THE PROBLEM: Give the data below again, word for word.

==*==

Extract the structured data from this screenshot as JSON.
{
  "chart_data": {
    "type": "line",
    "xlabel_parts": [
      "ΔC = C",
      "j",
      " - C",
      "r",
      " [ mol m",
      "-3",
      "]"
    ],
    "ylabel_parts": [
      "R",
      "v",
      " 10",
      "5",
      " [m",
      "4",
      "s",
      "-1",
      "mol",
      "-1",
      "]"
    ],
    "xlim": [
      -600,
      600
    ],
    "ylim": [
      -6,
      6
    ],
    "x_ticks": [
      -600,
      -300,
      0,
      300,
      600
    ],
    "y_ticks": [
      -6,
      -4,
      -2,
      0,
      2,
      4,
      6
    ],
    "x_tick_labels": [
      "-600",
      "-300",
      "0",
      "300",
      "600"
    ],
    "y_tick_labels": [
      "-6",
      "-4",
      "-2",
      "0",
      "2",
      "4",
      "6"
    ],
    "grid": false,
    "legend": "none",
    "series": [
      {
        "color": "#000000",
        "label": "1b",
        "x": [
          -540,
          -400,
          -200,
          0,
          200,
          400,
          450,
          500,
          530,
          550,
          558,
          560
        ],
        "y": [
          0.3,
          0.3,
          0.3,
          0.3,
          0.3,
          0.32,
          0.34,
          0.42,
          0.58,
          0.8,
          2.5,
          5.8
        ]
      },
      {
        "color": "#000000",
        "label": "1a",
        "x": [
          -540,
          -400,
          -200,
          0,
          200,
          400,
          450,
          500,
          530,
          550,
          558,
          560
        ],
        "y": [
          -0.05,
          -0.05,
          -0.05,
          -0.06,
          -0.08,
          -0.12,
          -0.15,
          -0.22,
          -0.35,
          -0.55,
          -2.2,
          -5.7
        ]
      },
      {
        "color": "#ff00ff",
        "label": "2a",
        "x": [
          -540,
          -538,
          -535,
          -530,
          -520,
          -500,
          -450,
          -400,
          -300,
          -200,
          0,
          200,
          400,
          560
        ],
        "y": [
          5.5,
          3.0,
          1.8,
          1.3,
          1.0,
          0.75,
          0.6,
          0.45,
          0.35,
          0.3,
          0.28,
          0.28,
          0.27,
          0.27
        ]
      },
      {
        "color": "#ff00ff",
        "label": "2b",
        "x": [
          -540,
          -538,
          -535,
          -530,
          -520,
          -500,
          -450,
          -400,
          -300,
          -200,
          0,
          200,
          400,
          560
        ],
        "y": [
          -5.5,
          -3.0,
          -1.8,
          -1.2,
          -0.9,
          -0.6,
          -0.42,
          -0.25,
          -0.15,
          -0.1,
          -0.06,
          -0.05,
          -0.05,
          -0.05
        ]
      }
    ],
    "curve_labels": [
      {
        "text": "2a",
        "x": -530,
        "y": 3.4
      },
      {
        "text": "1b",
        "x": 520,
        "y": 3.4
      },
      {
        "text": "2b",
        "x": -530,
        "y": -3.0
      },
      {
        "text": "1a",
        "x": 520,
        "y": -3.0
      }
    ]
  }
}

==*==

OUTPUT FOR THIS EXERCISE:
Extract the structured data from this screenshot as JSON.
{
  "chart_data": {
    "type": "line",
    "xlabel_parts": [
      "ΔC = C",
      "j",
      " - C",
      "r",
      " [ mol m",
      "-3",
      "]"
    ],
    "ylabel_parts": [
      "R",
      "v",
      " 10",
      "5",
      " [m",
      "4",
      "s",
      "-1",
      "mol",
      "-1",
      "]"
    ],
    "xlim": [
      -600,
      600
    ],
    "ylim": [
      -6,
      6
    ],
    "x_ticks": [
      -600,
      -300,
      0,
      300,
      600
    ],
    "y_ticks": [
      -6,
      -4,
      -2,
      0,
      2,
      4,
      6
    ],
    "x_tick_labels": [
      "-600",
      "-300",
      "0",
      "300",
      "600"
    ],
    "y_tick_labels": [
      "-6",
      "-4",
      "-2",
      "0",
      "2",
      "4",
      "6"
    ],
    "grid": false,
    "legend": "none",
    "series": [
      {
        "color": "#000000",
        "label": "1b",
        "x": [
          -540,
          -400,
          -200,
          0,
          200,
          400,
          450,
          500,
          530,
          550,
          558,
          560
        ],
        "y": [
          0.3,
          0.3,
          0.3,
          0.3,
          0.3,
          0.32,
          0.34,
          0.42,
          0.58,
          0.8,
          2.5,
          5.8
        ]
      },
      {
        "color": "#000000",
        "label": "1a",
        "x": [
          -540,
          -400,
          -200,
          0,
          200,
          400,
          450,
          500,
          530,
          550,
          558,
          560
        ],
        "y": [
          -0.05,
          -0.05,
          -0.05,
          -0.06,
          -0.08,
          -0.12,
          -0.15,
          -0.22,
          -0.35,
          -0.55,
          -2.2,
          -5.7
        ]
      },
      {
        "color": "#ff00ff",
        "label": "2a",
        "x": [
          -540,
          -538,
          -535,
          -530,
          -520,
          -500,
          -450,
          -400,
          -300,
          -200,
          0,
          200,
          400,
          560
        ],
        "y": [
          5.5,
          3.0,
          1.8,
          1.3,
          1.0,
          0.75,
          0.6,
          0.45,
          0.35,
          0.3,
          0.28,
          0.28,
          0.27,
          0.27
        ]
      },
      {
        "color": "#ff00ff",
        "label": "2b",
        "x": [
          -540,
          -538,
          -535,
          -530,
          -520,
          -500,
          -450,
          -400,
          -300,
          -200,
          0,
          200,
          400,
          560
        ],
        "y": [
          -5.5,
          -3.0,
          -1.8,
          -1.2,
          -0.9,
          -0.6,
          -0.42,
          -0.25,
          -0.15,
          -0.1,
          -0.06,
          -0.05,
          -0.05,
          -0.05
        ]
      }
    ],
    "curve_labels": [
      {
        "text": "2a",
        "x": -530,
        "y": 3.4
      },
      {
        "text": "1b",
        "x": 520,
        "y": 3.4
      },
      {
        "text": "2b",
        "x": -530,
        "y": -3.0
      },
      {
        "text": "1a",
        "x": 520,
        "y": -3.0
      }
    ]
  }
}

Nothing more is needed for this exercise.